Take from the listing each line that has the string "label".

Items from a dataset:
-------------------------
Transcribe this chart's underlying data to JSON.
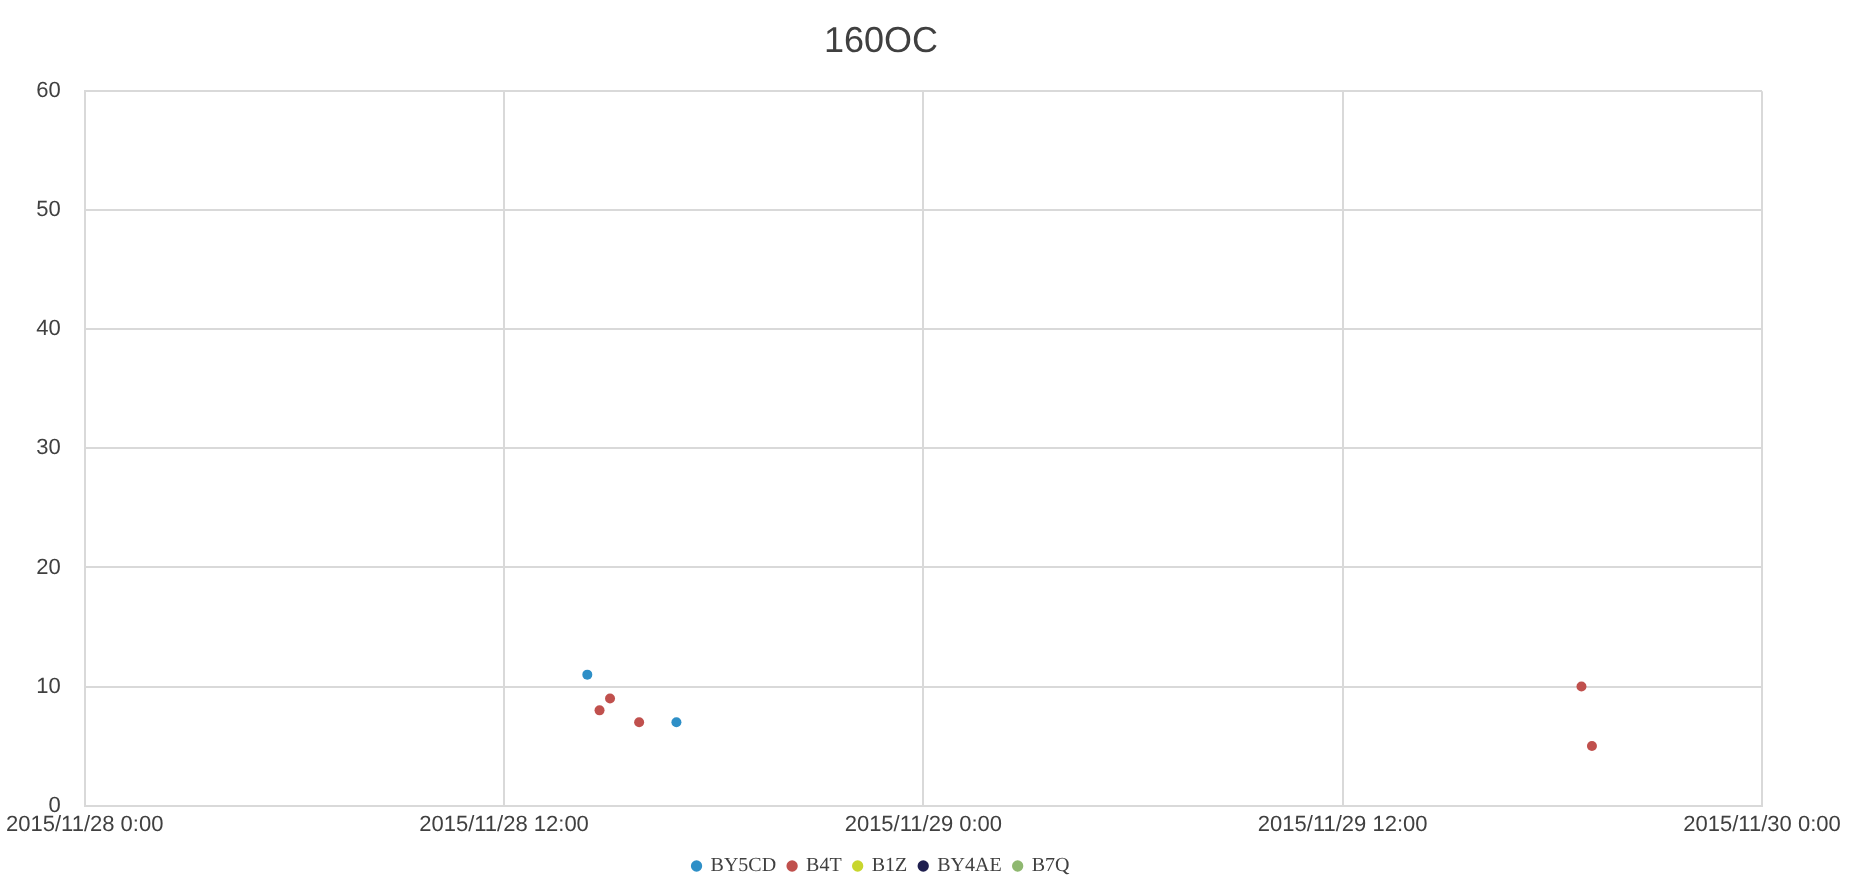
{
  "chart_data": {
    "type": "scatter",
    "title": "160OC",
    "series": [
      {
        "name": "BY5CD",
        "color": "#2e8fc7",
        "x": [
          "2015-11-28T14:23",
          "2015-11-28T16:56"
        ],
        "values": [
          11,
          7
        ]
      },
      {
        "name": "B4T",
        "color": "#c0504d",
        "x": [
          "2015-11-28T14:44",
          "2015-11-28T15:02",
          "2015-11-28T15:52",
          "2015-11-29T18:50",
          "2015-11-29T19:08"
        ],
        "values": [
          8,
          9,
          7,
          10,
          5
        ]
      },
      {
        "name": "B1Z",
        "color": "#c8d62e"
      },
      {
        "name": "BY4AE",
        "color": "#1f1f4f"
      },
      {
        "name": "B7Q",
        "color": "#8fb870"
      }
    ],
    "xlim": [
      "2015-11-28T00:00",
      "2015-11-30T00:00"
    ],
    "xticks": [
      {
        "value": "2015-11-28T00:00",
        "label": "2015/11/28 0:00"
      },
      {
        "value": "2015-11-28T12:00",
        "label": "2015/11/28 12:00"
      },
      {
        "value": "2015-11-29T00:00",
        "label": "2015/11/29 0:00"
      },
      {
        "value": "2015-11-29T12:00",
        "label": "2015/11/29 12:00"
      },
      {
        "value": "2015-11-30T00:00",
        "label": "2015/11/30 0:00"
      }
    ],
    "ylim": [
      0,
      60
    ],
    "yticks": [
      0,
      10,
      20,
      30,
      40,
      50,
      60
    ],
    "grid": true,
    "legend": "bottom",
    "marker": "circle"
  }
}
-------------------------
RESPONSE BELOW ▸
        "label": "2015/11/28 0:00"
        "label": "2015/11/28 12:00"
        "label": "2015/11/29 0:00"
        "label": "2015/11/29 12:00"
        "label": "2015/11/30 0:00"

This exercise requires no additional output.